PROBLEMS -
[1] Reproduce the part of the excerpt about the Murdoch scandal that opens with the words "Democratic Senator Jay" and closes with "the World scandal.".
[2] In the excerpt about the Murdoch scandal, who is the chairman of the Senate Commerce Committee?
[3] Write the next part of the excerpt about the Murdoch scandal, starting after its final sentence.

DOCUMENT SECTION -
___
In a fiery op-ed piece in Newsweek, journalist Carl Bernstein, whose revelations about the Watergate affair ultimately brought down President Richard Nixon in 1974, wrote that the scandal could become "Murdoch's Watergate."

Democratic Senator Jay Rockefeller, chairman of the Senate Commerce Committee, wants an American fact-finding commission to investigate whether Murdoch's employees hacked into the voicemails of the families of 9/11 victims. He warned of "serious consequences" if Murdoch's journalists did in fact violate the privacy of US citizens.

For the Democrats, the scandal could signify the long-desired weakening of a powerful adversary -- even if it happened at an inopportune moment. Now that President Obama is trying to negotiate a compromise with the Republicans to resolve the current budget crisis, the government's criticism of an old enemy, Murdoch, could also be seen as a declaration of war on the opposition. It is quite possible that US prosecutors will seek to apply anti-corruptions laws, which also cover the payment of bribes outside the United States, to the News of the World scandal.
___
DATA EXTRACT -
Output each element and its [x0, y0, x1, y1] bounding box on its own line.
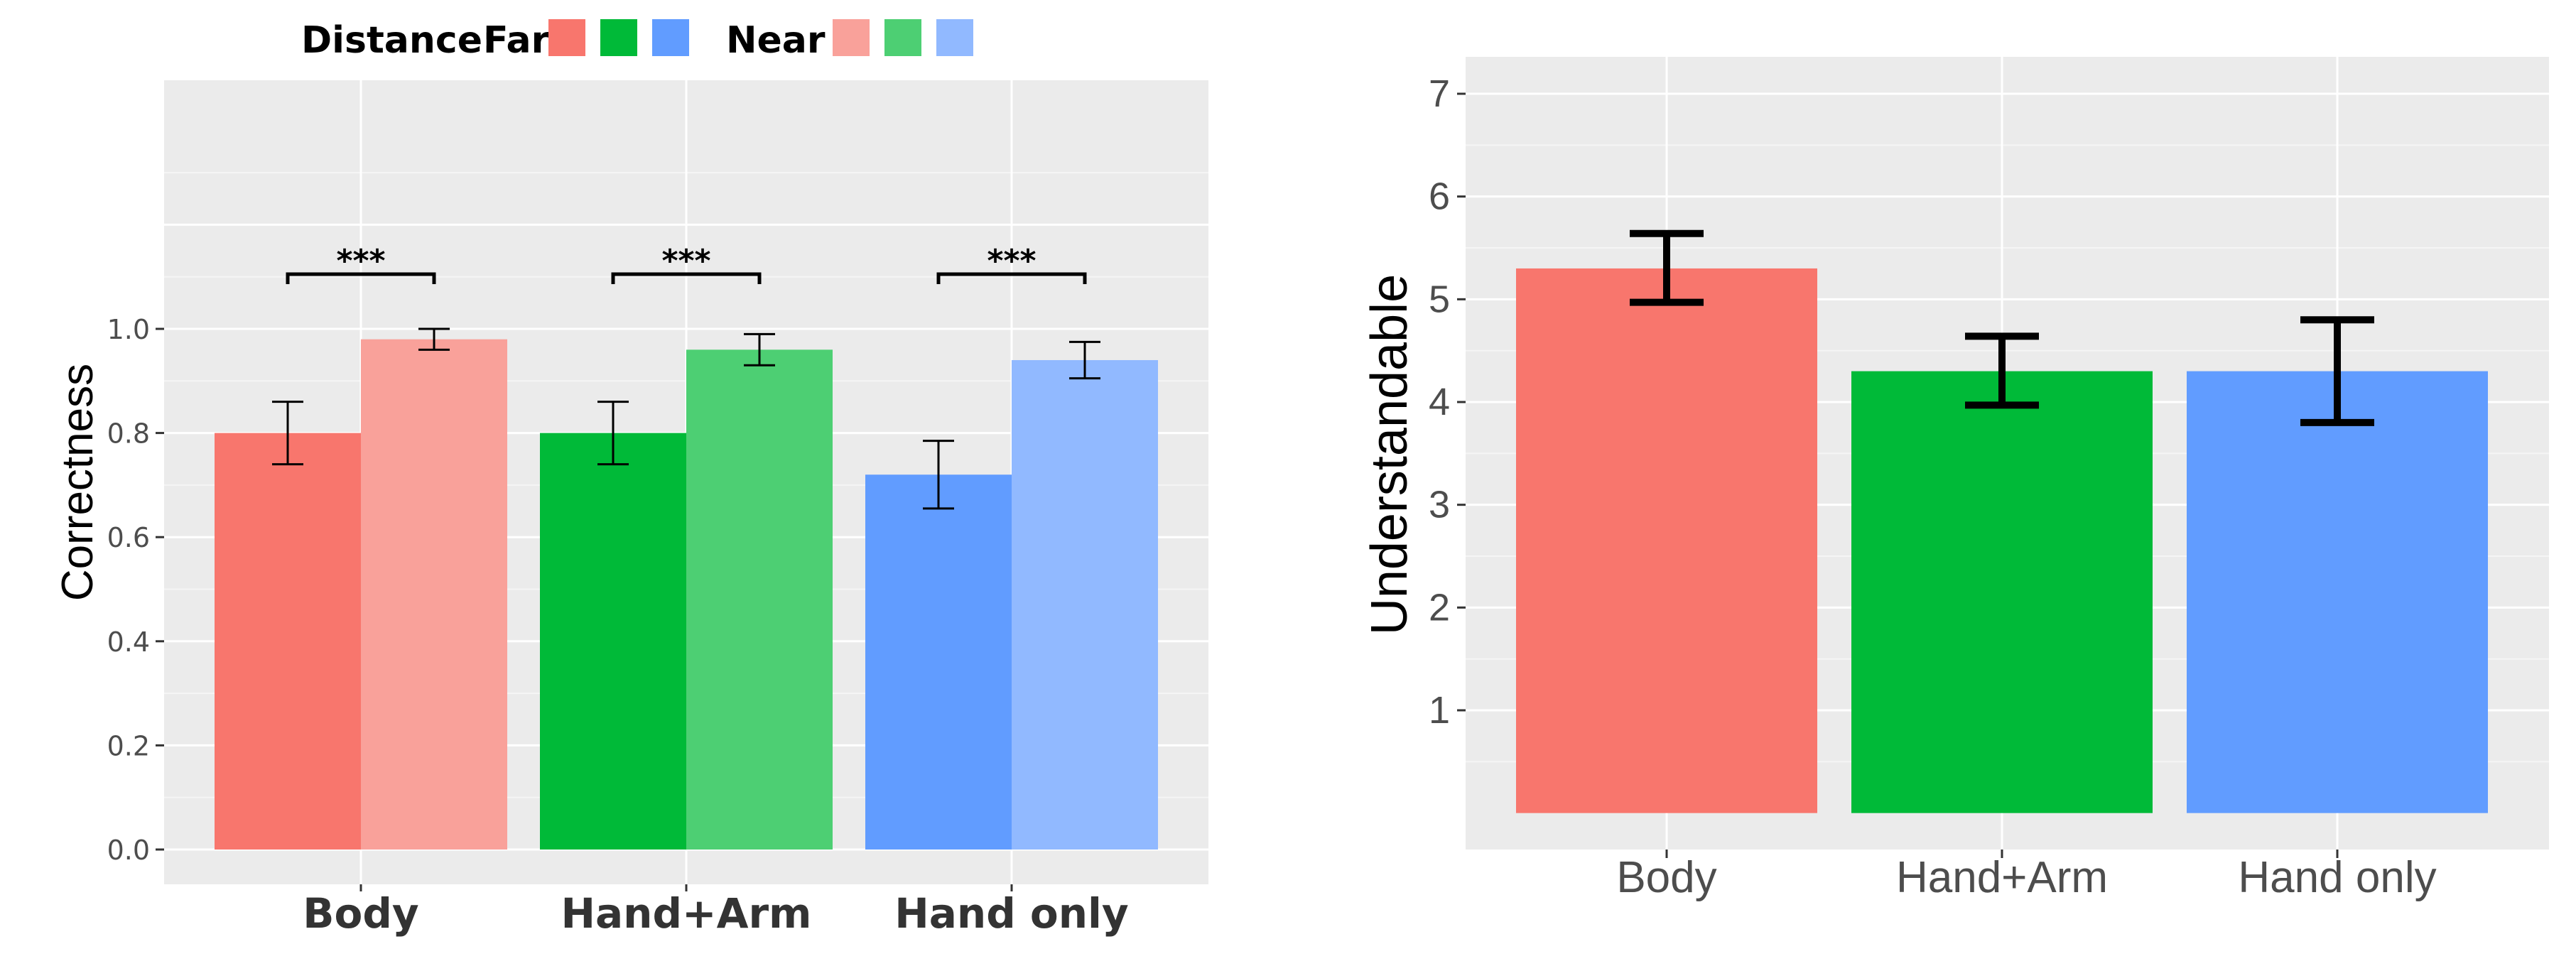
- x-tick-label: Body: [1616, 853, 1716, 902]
___
ANSWERS GIVEN -
[1]
Democratic Senator Jay Rockefeller, chairman of the Senate Commerce Committee, wants an American fact-finding commission to investigate whether Murdoch's employees hacked into the voicemails of the families of 9/11 victims. He warned of "serious consequences" if Murdoch's journalists did in fact violate the privacy of US citizens.

For the Democrats, the scandal could signify the long-desired weakening of a powerful adversary -- even if it happened at an inopportune moment. Now that President Obama is trying to negotiate a compromise with the Republicans to resolve the current budget crisis, the government's criticism of an old enemy, Murdoch, could also be seen as a declaration of war on the opposition. It is quite possible that US prosecutors will seek to apply anti-corruptions laws, which also cover the payment of bribes outside the United States, to the News of the World scandal.

[2] Democratic Senator Jay Rockefeller.

[3]
Shaping Politics

Merely reporting on politics would probably have bored Murdoch, who wanted his media organizations to reshape politics. For decades, this was made abundantly clear to any American who watched television or read the newspaper.

For Murdoch, good politics meant anything that benefited his empire. Those who shared his goals could count on his support. It could come in financial form, such as the $1 million donation Murdoch made to the Republican Governors Association shortly before last year's midterm elections. Or it could come in the form of a political endorsement, such as when Murdoch's New York Post promoted a then-political nobody, Ed Koch, as candidate for mayor of New York City in 1977 -- because Koch shared Murdoch's virulently anti-union positions.

Murdoch's Fox News became the station of choice for Sarah Palin, the 2008 Republican vice-presidential candidate, a woman as reactionary as she is telegenic. Some of the potential Republican candidates in next year's presidential election are paid commentators at Fox News.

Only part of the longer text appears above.